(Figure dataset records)

[Begin]

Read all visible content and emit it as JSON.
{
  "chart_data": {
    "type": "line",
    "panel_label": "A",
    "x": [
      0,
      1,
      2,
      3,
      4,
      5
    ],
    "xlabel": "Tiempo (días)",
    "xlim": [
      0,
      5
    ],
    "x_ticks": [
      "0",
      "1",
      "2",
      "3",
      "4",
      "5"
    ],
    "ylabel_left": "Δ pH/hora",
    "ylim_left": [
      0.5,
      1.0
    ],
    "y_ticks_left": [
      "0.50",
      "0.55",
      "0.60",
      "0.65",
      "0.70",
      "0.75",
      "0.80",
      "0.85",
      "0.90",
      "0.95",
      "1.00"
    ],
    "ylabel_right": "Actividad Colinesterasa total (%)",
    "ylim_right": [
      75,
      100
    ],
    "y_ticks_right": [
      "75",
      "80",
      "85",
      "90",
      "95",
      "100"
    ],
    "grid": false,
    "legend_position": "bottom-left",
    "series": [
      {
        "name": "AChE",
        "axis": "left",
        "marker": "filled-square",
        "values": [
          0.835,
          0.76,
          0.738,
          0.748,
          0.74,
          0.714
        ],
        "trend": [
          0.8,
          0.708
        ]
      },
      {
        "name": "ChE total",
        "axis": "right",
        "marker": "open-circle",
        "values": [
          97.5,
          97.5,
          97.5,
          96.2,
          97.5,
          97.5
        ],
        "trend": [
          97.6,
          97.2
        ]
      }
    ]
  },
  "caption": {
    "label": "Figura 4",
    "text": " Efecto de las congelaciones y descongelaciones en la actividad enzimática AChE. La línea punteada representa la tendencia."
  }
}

[End]

• **WRITTEN EXERCISE**
Above are the records. Identify each line that contains the word "AChE".

• **SOLUTION TO THIS PROBLEM**
        "name": "AChE",
    "text": " Efecto de las congelaciones y descongelaciones en la actividad enzimática AChE. La línea punteada representa la tendencia."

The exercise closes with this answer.